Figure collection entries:
::::::::::

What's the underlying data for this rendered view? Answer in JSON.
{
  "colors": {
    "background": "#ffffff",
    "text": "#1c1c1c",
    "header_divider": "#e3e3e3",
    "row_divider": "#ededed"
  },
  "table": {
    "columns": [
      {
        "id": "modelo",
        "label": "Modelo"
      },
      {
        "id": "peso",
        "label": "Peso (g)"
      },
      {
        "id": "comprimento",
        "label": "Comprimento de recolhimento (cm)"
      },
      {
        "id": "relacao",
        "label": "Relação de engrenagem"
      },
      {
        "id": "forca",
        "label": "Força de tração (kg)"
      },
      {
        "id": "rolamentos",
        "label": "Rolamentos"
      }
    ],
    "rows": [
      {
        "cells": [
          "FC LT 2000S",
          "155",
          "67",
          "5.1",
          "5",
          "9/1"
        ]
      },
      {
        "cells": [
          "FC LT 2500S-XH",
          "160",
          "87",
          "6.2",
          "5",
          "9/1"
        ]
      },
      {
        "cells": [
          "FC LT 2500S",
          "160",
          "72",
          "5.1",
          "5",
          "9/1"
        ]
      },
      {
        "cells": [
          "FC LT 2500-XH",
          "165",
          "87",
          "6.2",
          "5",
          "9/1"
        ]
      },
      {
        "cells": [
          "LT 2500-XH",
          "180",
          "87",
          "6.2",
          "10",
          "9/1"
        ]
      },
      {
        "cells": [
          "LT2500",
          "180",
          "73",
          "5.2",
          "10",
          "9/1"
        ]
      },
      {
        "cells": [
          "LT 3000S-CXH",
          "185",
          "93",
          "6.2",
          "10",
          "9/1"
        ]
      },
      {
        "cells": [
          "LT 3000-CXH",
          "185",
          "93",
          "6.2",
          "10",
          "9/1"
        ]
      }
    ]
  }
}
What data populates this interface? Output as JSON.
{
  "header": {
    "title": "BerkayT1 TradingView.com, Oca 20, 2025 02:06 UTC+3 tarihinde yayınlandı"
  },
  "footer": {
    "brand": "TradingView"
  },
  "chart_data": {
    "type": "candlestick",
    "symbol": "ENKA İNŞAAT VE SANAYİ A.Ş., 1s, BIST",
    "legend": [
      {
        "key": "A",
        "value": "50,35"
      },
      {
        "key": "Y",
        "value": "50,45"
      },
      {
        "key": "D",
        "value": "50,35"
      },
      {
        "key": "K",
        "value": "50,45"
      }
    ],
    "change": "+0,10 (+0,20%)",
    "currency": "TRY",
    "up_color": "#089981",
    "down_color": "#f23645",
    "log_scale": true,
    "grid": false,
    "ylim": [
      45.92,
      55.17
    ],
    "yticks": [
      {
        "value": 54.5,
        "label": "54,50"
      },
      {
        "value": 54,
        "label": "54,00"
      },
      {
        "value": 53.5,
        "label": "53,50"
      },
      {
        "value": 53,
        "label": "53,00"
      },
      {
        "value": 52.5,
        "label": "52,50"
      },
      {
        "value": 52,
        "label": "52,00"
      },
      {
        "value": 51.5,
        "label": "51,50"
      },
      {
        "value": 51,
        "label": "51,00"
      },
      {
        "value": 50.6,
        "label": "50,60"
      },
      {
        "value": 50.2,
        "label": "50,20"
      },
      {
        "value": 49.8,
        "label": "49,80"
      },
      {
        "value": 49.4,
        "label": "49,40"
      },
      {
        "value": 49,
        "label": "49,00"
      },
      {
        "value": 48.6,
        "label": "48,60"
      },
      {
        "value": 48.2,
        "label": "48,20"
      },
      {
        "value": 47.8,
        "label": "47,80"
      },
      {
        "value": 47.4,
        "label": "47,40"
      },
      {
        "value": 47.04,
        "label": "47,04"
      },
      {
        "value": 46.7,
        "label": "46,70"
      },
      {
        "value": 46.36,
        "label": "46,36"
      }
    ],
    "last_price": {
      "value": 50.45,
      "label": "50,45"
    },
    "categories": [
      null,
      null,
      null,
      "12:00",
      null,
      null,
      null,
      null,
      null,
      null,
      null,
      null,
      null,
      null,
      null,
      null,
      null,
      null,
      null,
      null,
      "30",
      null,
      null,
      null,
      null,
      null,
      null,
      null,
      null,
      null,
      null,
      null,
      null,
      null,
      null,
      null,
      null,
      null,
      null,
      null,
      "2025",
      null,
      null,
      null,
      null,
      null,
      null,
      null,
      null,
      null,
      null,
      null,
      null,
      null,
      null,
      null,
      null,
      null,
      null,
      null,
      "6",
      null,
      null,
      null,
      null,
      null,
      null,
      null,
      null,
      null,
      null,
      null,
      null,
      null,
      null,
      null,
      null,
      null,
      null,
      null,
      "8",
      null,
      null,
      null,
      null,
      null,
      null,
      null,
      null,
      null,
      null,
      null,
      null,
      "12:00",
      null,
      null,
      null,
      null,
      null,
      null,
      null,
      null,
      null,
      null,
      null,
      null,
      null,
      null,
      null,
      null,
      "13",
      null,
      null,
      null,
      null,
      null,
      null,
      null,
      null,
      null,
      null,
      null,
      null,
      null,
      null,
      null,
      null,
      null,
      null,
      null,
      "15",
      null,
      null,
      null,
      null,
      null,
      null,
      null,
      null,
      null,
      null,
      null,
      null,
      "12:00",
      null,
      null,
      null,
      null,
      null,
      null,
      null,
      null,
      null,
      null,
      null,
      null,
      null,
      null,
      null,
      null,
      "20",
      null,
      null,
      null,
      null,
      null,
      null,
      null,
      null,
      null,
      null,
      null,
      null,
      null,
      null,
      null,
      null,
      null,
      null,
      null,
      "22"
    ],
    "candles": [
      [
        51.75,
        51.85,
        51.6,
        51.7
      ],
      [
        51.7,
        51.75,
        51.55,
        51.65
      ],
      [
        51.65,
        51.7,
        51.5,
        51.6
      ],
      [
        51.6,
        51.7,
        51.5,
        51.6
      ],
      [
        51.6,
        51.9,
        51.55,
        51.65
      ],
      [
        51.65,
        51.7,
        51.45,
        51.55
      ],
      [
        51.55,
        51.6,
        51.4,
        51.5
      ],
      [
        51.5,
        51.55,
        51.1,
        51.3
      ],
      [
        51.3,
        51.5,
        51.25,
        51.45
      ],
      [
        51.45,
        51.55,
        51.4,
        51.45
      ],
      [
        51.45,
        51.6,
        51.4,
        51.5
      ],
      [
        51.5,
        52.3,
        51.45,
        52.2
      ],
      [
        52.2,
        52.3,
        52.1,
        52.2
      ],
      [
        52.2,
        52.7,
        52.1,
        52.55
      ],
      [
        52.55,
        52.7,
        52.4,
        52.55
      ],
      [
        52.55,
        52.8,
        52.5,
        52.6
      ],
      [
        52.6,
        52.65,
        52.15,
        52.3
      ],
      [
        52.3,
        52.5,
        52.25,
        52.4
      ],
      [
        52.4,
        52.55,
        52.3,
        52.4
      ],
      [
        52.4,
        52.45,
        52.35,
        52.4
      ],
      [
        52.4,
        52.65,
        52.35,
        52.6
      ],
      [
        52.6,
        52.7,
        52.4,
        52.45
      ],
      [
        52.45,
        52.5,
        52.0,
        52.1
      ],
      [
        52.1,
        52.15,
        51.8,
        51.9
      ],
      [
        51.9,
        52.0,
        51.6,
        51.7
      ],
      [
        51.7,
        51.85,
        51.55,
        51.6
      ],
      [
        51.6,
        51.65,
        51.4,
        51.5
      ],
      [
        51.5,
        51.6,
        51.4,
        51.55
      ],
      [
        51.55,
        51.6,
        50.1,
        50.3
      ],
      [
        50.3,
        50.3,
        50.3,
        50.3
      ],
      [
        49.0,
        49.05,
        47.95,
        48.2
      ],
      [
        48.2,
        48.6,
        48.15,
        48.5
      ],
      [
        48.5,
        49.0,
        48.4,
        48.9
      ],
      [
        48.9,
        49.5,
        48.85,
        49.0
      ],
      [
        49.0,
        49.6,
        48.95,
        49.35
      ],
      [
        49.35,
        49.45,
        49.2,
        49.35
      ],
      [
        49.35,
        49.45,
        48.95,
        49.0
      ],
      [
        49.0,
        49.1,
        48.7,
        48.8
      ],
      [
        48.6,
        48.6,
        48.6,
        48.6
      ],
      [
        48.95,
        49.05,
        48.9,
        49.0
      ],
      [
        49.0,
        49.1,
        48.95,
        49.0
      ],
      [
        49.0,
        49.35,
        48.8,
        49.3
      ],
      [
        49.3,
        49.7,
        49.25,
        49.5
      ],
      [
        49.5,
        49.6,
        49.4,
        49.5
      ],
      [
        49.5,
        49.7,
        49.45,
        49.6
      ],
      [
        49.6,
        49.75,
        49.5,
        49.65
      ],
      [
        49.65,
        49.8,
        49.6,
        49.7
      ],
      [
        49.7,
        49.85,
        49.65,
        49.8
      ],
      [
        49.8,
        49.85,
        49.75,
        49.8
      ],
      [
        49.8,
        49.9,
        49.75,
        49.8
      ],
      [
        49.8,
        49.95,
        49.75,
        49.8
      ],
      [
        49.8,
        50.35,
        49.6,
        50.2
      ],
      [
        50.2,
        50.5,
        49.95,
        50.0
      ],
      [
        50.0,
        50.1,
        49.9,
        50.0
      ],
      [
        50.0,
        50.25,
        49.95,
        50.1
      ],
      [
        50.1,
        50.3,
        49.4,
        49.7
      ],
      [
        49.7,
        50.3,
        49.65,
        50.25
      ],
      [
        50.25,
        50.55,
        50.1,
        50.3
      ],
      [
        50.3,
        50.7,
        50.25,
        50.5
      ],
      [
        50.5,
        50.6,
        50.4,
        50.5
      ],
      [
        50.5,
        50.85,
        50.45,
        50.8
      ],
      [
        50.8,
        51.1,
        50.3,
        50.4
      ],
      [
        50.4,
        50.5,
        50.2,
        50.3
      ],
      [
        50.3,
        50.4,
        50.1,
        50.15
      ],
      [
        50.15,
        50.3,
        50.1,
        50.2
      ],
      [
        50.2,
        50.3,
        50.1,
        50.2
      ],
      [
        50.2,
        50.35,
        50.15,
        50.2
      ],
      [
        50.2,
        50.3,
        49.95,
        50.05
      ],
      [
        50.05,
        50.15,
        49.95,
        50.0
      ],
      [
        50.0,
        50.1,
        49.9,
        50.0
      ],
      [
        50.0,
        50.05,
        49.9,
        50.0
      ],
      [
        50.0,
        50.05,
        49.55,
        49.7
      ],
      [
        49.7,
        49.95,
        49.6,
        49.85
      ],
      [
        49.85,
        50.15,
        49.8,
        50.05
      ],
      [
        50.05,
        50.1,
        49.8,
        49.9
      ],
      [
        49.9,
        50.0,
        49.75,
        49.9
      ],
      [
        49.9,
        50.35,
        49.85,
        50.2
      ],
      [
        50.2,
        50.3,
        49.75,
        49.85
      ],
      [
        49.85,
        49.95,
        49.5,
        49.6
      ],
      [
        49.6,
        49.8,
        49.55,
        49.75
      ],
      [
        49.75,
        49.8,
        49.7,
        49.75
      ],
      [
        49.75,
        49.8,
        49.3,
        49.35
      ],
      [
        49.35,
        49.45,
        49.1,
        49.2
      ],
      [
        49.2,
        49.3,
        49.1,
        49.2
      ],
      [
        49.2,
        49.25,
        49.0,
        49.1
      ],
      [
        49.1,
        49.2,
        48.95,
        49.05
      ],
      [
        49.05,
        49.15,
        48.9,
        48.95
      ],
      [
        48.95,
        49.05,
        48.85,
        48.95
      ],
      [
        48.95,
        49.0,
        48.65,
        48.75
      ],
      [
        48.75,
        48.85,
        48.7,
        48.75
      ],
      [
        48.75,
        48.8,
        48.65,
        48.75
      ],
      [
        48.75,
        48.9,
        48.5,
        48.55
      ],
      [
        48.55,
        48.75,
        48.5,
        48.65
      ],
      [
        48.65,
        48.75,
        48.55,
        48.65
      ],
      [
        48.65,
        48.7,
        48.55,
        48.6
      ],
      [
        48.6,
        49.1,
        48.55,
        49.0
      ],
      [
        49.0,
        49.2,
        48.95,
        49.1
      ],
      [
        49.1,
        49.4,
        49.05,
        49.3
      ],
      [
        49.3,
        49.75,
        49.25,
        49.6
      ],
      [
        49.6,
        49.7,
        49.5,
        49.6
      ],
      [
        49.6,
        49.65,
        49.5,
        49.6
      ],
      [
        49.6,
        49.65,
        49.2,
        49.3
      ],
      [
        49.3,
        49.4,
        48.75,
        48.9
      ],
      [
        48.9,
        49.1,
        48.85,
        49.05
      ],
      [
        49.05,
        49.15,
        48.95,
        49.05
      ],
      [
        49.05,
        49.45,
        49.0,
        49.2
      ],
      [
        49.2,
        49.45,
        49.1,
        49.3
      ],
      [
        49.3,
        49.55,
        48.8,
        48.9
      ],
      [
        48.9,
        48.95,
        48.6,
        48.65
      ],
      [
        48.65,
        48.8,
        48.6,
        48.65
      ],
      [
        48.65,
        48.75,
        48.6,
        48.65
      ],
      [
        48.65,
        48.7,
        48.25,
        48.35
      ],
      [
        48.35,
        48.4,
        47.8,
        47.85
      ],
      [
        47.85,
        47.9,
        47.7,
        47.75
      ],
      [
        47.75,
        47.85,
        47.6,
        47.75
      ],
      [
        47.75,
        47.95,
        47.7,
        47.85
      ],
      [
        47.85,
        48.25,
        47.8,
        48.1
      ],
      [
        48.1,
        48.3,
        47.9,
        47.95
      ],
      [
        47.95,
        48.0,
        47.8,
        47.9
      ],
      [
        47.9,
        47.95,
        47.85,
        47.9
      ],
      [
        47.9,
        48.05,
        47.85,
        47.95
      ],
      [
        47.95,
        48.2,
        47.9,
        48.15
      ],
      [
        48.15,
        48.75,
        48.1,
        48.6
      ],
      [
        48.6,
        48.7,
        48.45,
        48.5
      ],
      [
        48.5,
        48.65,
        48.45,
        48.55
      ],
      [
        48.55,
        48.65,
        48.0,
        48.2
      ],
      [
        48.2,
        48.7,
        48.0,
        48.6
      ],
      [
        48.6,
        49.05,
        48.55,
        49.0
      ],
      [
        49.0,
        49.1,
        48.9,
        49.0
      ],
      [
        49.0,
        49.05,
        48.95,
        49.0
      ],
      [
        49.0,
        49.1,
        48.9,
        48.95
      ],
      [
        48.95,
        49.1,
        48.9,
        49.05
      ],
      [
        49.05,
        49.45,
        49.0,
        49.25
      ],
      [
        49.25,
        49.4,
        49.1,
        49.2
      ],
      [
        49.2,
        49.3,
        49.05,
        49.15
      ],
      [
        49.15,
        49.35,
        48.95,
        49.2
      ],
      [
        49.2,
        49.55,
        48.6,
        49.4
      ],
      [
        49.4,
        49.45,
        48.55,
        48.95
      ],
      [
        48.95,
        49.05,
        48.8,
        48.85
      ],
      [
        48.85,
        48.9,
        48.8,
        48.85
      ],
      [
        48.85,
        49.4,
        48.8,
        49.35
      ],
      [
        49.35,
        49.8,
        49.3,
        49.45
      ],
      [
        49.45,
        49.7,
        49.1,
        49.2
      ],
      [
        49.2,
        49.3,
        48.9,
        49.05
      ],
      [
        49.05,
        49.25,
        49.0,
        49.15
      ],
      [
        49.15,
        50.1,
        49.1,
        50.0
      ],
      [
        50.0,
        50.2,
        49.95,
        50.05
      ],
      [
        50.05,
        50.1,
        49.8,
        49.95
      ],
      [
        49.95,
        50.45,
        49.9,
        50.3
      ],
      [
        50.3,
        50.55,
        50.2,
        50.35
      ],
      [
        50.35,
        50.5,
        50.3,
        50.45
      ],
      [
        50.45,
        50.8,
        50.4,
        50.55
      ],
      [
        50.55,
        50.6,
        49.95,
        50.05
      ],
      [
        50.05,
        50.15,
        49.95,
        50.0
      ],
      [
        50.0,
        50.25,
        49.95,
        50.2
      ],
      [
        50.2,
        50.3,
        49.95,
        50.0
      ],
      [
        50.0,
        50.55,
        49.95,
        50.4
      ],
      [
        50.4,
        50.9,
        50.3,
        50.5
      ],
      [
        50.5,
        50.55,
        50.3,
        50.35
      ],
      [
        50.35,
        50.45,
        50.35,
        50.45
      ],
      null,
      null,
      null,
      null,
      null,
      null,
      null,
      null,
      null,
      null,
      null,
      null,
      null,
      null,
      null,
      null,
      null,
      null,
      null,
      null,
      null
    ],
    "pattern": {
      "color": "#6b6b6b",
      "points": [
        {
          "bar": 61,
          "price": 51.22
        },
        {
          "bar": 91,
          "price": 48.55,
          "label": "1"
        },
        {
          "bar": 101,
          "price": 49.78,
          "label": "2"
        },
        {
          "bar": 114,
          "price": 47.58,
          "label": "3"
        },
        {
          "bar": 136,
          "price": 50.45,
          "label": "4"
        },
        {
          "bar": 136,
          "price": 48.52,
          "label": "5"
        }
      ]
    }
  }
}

::::::::::

Written problem: Pick out every line with the string "TradingView" and copy it.

Task answer:
    "title": "BerkayT1 TradingView.com, Oca 20, 2025 02:06 UTC+3 tarihinde yayınlandı"
    "brand": "TradingView"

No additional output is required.